EXERCISE OBJECTIVE:
Make an exact copy of the records, with the pictures left out.

Stored records:
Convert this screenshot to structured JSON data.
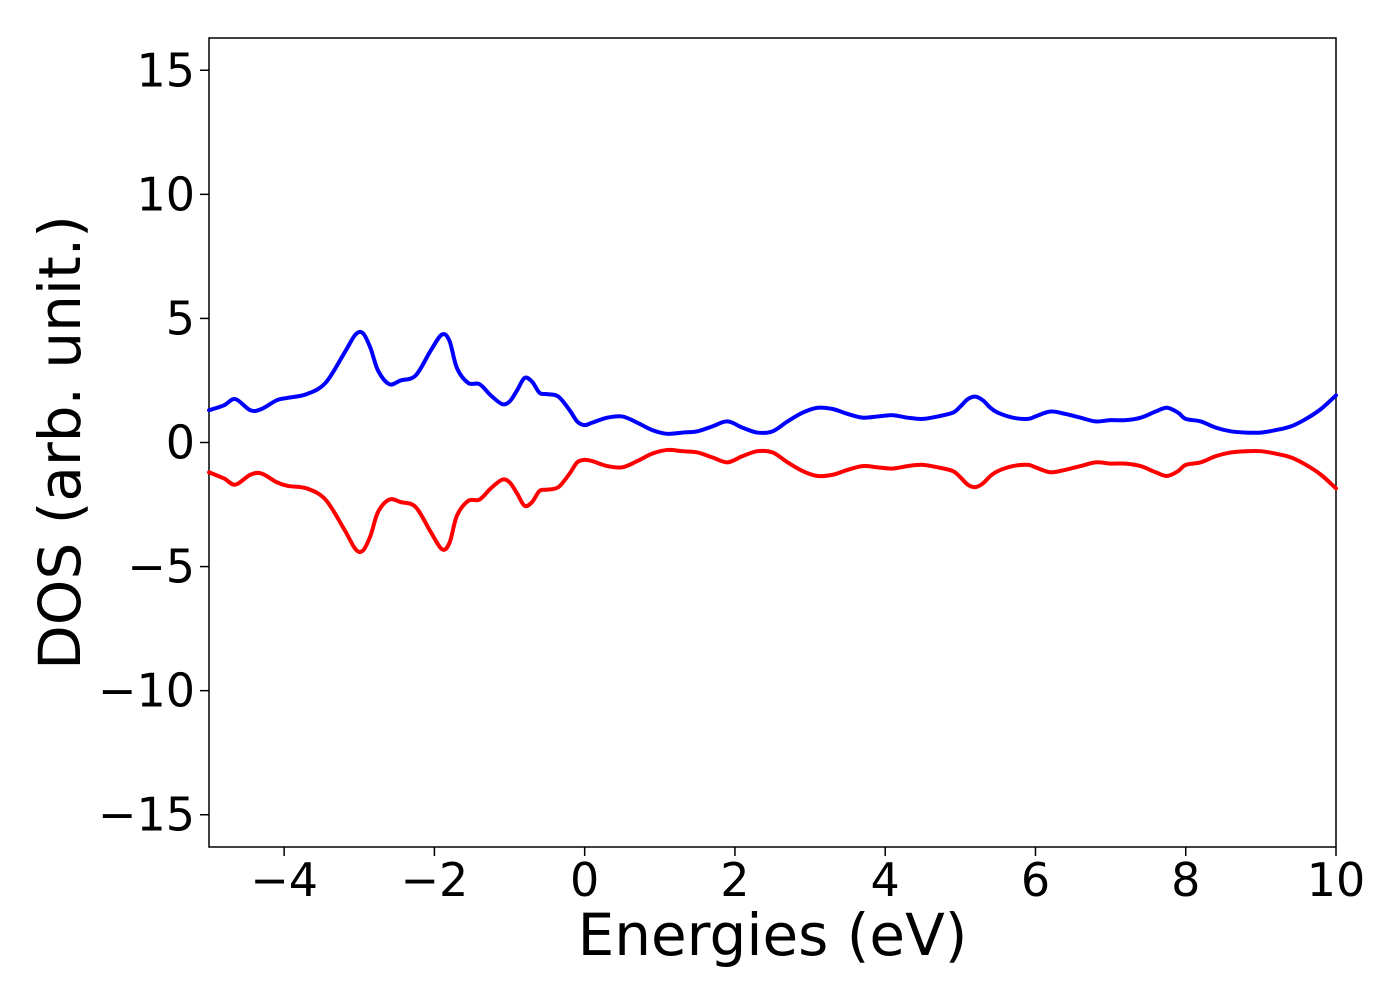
{
  "chart_data": {
    "type": "line",
    "title": "",
    "xlabel": "Energies (eV)",
    "ylabel": "DOS (arb. unit.)",
    "xlim": [
      -5,
      10
    ],
    "ylim": [
      -16.3,
      16.3
    ],
    "xticks": [
      -4,
      -2,
      0,
      2,
      4,
      6,
      8,
      10
    ],
    "xtick_labels": [
      "−4",
      "−2",
      "0",
      "2",
      "4",
      "6",
      "8",
      "10"
    ],
    "yticks": [
      15,
      10,
      5,
      0,
      -5,
      -10,
      -15
    ],
    "ytick_labels": [
      "15",
      "10",
      "5",
      "0",
      "−5",
      "−10",
      "−15"
    ],
    "grid": false,
    "legend": "none",
    "series": [
      {
        "color": "#0000ff",
        "x": [
          -5.0,
          -4.8,
          -4.65,
          -4.45,
          -4.3,
          -4.1,
          -3.95,
          -3.7,
          -3.45,
          -3.2,
          -3.05,
          -2.95,
          -2.85,
          -2.75,
          -2.6,
          -2.45,
          -2.25,
          -2.05,
          -1.9,
          -1.8,
          -1.7,
          -1.55,
          -1.4,
          -1.25,
          -1.1,
          -1.0,
          -0.9,
          -0.8,
          -0.7,
          -0.6,
          -0.5,
          -0.35,
          -0.2,
          -0.1,
          0.0,
          0.1,
          0.3,
          0.5,
          0.7,
          0.9,
          1.1,
          1.3,
          1.5,
          1.7,
          1.9,
          2.1,
          2.3,
          2.5,
          2.7,
          2.9,
          3.1,
          3.3,
          3.5,
          3.7,
          3.9,
          4.1,
          4.3,
          4.5,
          4.7,
          4.9,
          5.0,
          5.1,
          5.2,
          5.3,
          5.4,
          5.5,
          5.7,
          5.9,
          6.0,
          6.2,
          6.4,
          6.6,
          6.8,
          7.0,
          7.2,
          7.4,
          7.6,
          7.75,
          7.9,
          8.0,
          8.2,
          8.4,
          8.6,
          8.8,
          9.0,
          9.2,
          9.4,
          9.6,
          9.8,
          10.0
        ],
        "y": [
          1.3,
          1.5,
          1.75,
          1.3,
          1.35,
          1.7,
          1.8,
          1.95,
          2.4,
          3.6,
          4.35,
          4.4,
          3.8,
          2.9,
          2.35,
          2.5,
          2.7,
          3.7,
          4.35,
          4.1,
          3.0,
          2.4,
          2.35,
          1.9,
          1.55,
          1.65,
          2.1,
          2.6,
          2.45,
          2.0,
          1.95,
          1.85,
          1.3,
          0.85,
          0.7,
          0.8,
          1.0,
          1.05,
          0.8,
          0.5,
          0.35,
          0.4,
          0.45,
          0.65,
          0.85,
          0.6,
          0.4,
          0.45,
          0.85,
          1.2,
          1.4,
          1.35,
          1.15,
          1.0,
          1.05,
          1.1,
          1.0,
          0.95,
          1.05,
          1.2,
          1.45,
          1.75,
          1.85,
          1.7,
          1.4,
          1.2,
          1.0,
          0.95,
          1.05,
          1.25,
          1.15,
          1.0,
          0.85,
          0.9,
          0.9,
          1.0,
          1.25,
          1.4,
          1.2,
          0.95,
          0.85,
          0.6,
          0.45,
          0.4,
          0.4,
          0.5,
          0.65,
          0.95,
          1.35,
          1.9
        ]
      },
      {
        "color": "#ff0000",
        "x": [
          -5.0,
          -4.8,
          -4.65,
          -4.45,
          -4.3,
          -4.1,
          -3.95,
          -3.7,
          -3.45,
          -3.2,
          -3.05,
          -2.95,
          -2.85,
          -2.75,
          -2.6,
          -2.45,
          -2.25,
          -2.05,
          -1.9,
          -1.8,
          -1.7,
          -1.55,
          -1.4,
          -1.25,
          -1.1,
          -1.0,
          -0.9,
          -0.8,
          -0.7,
          -0.6,
          -0.5,
          -0.35,
          -0.2,
          -0.1,
          0.0,
          0.1,
          0.3,
          0.5,
          0.7,
          0.9,
          1.1,
          1.3,
          1.5,
          1.7,
          1.9,
          2.1,
          2.3,
          2.5,
          2.7,
          2.9,
          3.1,
          3.3,
          3.5,
          3.7,
          3.9,
          4.1,
          4.3,
          4.5,
          4.7,
          4.9,
          5.0,
          5.1,
          5.2,
          5.3,
          5.4,
          5.5,
          5.7,
          5.9,
          6.0,
          6.2,
          6.4,
          6.6,
          6.8,
          7.0,
          7.2,
          7.4,
          7.6,
          7.75,
          7.9,
          8.0,
          8.2,
          8.4,
          8.6,
          8.8,
          9.0,
          9.2,
          9.4,
          9.6,
          9.8,
          10.0
        ],
        "y": [
          -1.2,
          -1.45,
          -1.7,
          -1.3,
          -1.25,
          -1.6,
          -1.75,
          -1.85,
          -2.3,
          -3.5,
          -4.3,
          -4.35,
          -3.75,
          -2.8,
          -2.3,
          -2.4,
          -2.6,
          -3.6,
          -4.3,
          -4.05,
          -2.95,
          -2.35,
          -2.3,
          -1.85,
          -1.5,
          -1.6,
          -2.05,
          -2.55,
          -2.4,
          -1.95,
          -1.9,
          -1.8,
          -1.25,
          -0.8,
          -0.7,
          -0.75,
          -0.95,
          -1.0,
          -0.75,
          -0.45,
          -0.3,
          -0.35,
          -0.4,
          -0.6,
          -0.8,
          -0.55,
          -0.35,
          -0.4,
          -0.8,
          -1.15,
          -1.35,
          -1.3,
          -1.1,
          -0.95,
          -1.0,
          -1.05,
          -0.95,
          -0.9,
          -1.0,
          -1.15,
          -1.4,
          -1.7,
          -1.8,
          -1.65,
          -1.35,
          -1.15,
          -0.95,
          -0.9,
          -1.0,
          -1.2,
          -1.1,
          -0.95,
          -0.8,
          -0.85,
          -0.85,
          -0.95,
          -1.2,
          -1.35,
          -1.15,
          -0.9,
          -0.8,
          -0.55,
          -0.4,
          -0.35,
          -0.35,
          -0.45,
          -0.6,
          -0.9,
          -1.3,
          -1.85
        ]
      }
    ]
  }
}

OUTPUT BELOW:
Convert this screenshot to structured JSON data.
{
  "chart_data": {
    "type": "line",
    "title": "",
    "xlabel": "Energies (eV)",
    "ylabel": "DOS (arb. unit.)",
    "xlim": [
      -5,
      10
    ],
    "ylim": [
      -16.3,
      16.3
    ],
    "xticks": [
      -4,
      -2,
      0,
      2,
      4,
      6,
      8,
      10
    ],
    "xtick_labels": [
      "−4",
      "−2",
      "0",
      "2",
      "4",
      "6",
      "8",
      "10"
    ],
    "yticks": [
      15,
      10,
      5,
      0,
      -5,
      -10,
      -15
    ],
    "ytick_labels": [
      "15",
      "10",
      "5",
      "0",
      "−5",
      "−10",
      "−15"
    ],
    "grid": false,
    "legend": "none",
    "series": [
      {
        "color": "#0000ff",
        "x": [
          -5.0,
          -4.8,
          -4.65,
          -4.45,
          -4.3,
          -4.1,
          -3.95,
          -3.7,
          -3.45,
          -3.2,
          -3.05,
          -2.95,
          -2.85,
          -2.75,
          -2.6,
          -2.45,
          -2.25,
          -2.05,
          -1.9,
          -1.8,
          -1.7,
          -1.55,
          -1.4,
          -1.25,
          -1.1,
          -1.0,
          -0.9,
          -0.8,
          -0.7,
          -0.6,
          -0.5,
          -0.35,
          -0.2,
          -0.1,
          0.0,
          0.1,
          0.3,
          0.5,
          0.7,
          0.9,
          1.1,
          1.3,
          1.5,
          1.7,
          1.9,
          2.1,
          2.3,
          2.5,
          2.7,
          2.9,
          3.1,
          3.3,
          3.5,
          3.7,
          3.9,
          4.1,
          4.3,
          4.5,
          4.7,
          4.9,
          5.0,
          5.1,
          5.2,
          5.3,
          5.4,
          5.5,
          5.7,
          5.9,
          6.0,
          6.2,
          6.4,
          6.6,
          6.8,
          7.0,
          7.2,
          7.4,
          7.6,
          7.75,
          7.9,
          8.0,
          8.2,
          8.4,
          8.6,
          8.8,
          9.0,
          9.2,
          9.4,
          9.6,
          9.8,
          10.0
        ],
        "y": [
          1.3,
          1.5,
          1.75,
          1.3,
          1.35,
          1.7,
          1.8,
          1.95,
          2.4,
          3.6,
          4.35,
          4.4,
          3.8,
          2.9,
          2.35,
          2.5,
          2.7,
          3.7,
          4.35,
          4.1,
          3.0,
          2.4,
          2.35,
          1.9,
          1.55,
          1.65,
          2.1,
          2.6,
          2.45,
          2.0,
          1.95,
          1.85,
          1.3,
          0.85,
          0.7,
          0.8,
          1.0,
          1.05,
          0.8,
          0.5,
          0.35,
          0.4,
          0.45,
          0.65,
          0.85,
          0.6,
          0.4,
          0.45,
          0.85,
          1.2,
          1.4,
          1.35,
          1.15,
          1.0,
          1.05,
          1.1,
          1.0,
          0.95,
          1.05,
          1.2,
          1.45,
          1.75,
          1.85,
          1.7,
          1.4,
          1.2,
          1.0,
          0.95,
          1.05,
          1.25,
          1.15,
          1.0,
          0.85,
          0.9,
          0.9,
          1.0,
          1.25,
          1.4,
          1.2,
          0.95,
          0.85,
          0.6,
          0.45,
          0.4,
          0.4,
          0.5,
          0.65,
          0.95,
          1.35,
          1.9
        ]
      },
      {
        "color": "#ff0000",
        "x": [
          -5.0,
          -4.8,
          -4.65,
          -4.45,
          -4.3,
          -4.1,
          -3.95,
          -3.7,
          -3.45,
          -3.2,
          -3.05,
          -2.95,
          -2.85,
          -2.75,
          -2.6,
          -2.45,
          -2.25,
          -2.05,
          -1.9,
          -1.8,
          -1.7,
          -1.55,
          -1.4,
          -1.25,
          -1.1,
          -1.0,
          -0.9,
          -0.8,
          -0.7,
          -0.6,
          -0.5,
          -0.35,
          -0.2,
          -0.1,
          0.0,
          0.1,
          0.3,
          0.5,
          0.7,
          0.9,
          1.1,
          1.3,
          1.5,
          1.7,
          1.9,
          2.1,
          2.3,
          2.5,
          2.7,
          2.9,
          3.1,
          3.3,
          3.5,
          3.7,
          3.9,
          4.1,
          4.3,
          4.5,
          4.7,
          4.9,
          5.0,
          5.1,
          5.2,
          5.3,
          5.4,
          5.5,
          5.7,
          5.9,
          6.0,
          6.2,
          6.4,
          6.6,
          6.8,
          7.0,
          7.2,
          7.4,
          7.6,
          7.75,
          7.9,
          8.0,
          8.2,
          8.4,
          8.6,
          8.8,
          9.0,
          9.2,
          9.4,
          9.6,
          9.8,
          10.0
        ],
        "y": [
          -1.2,
          -1.45,
          -1.7,
          -1.3,
          -1.25,
          -1.6,
          -1.75,
          -1.85,
          -2.3,
          -3.5,
          -4.3,
          -4.35,
          -3.75,
          -2.8,
          -2.3,
          -2.4,
          -2.6,
          -3.6,
          -4.3,
          -4.05,
          -2.95,
          -2.35,
          -2.3,
          -1.85,
          -1.5,
          -1.6,
          -2.05,
          -2.55,
          -2.4,
          -1.95,
          -1.9,
          -1.8,
          -1.25,
          -0.8,
          -0.7,
          -0.75,
          -0.95,
          -1.0,
          -0.75,
          -0.45,
          -0.3,
          -0.35,
          -0.4,
          -0.6,
          -0.8,
          -0.55,
          -0.35,
          -0.4,
          -0.8,
          -1.15,
          -1.35,
          -1.3,
          -1.1,
          -0.95,
          -1.0,
          -1.05,
          -0.95,
          -0.9,
          -1.0,
          -1.15,
          -1.4,
          -1.7,
          -1.8,
          -1.65,
          -1.35,
          -1.15,
          -0.95,
          -0.9,
          -1.0,
          -1.2,
          -1.1,
          -0.95,
          -0.8,
          -0.85,
          -0.85,
          -0.95,
          -1.2,
          -1.35,
          -1.15,
          -0.9,
          -0.8,
          -0.55,
          -0.4,
          -0.35,
          -0.35,
          -0.45,
          -0.6,
          -0.9,
          -1.3,
          -1.85
        ]
      }
    ]
  }
}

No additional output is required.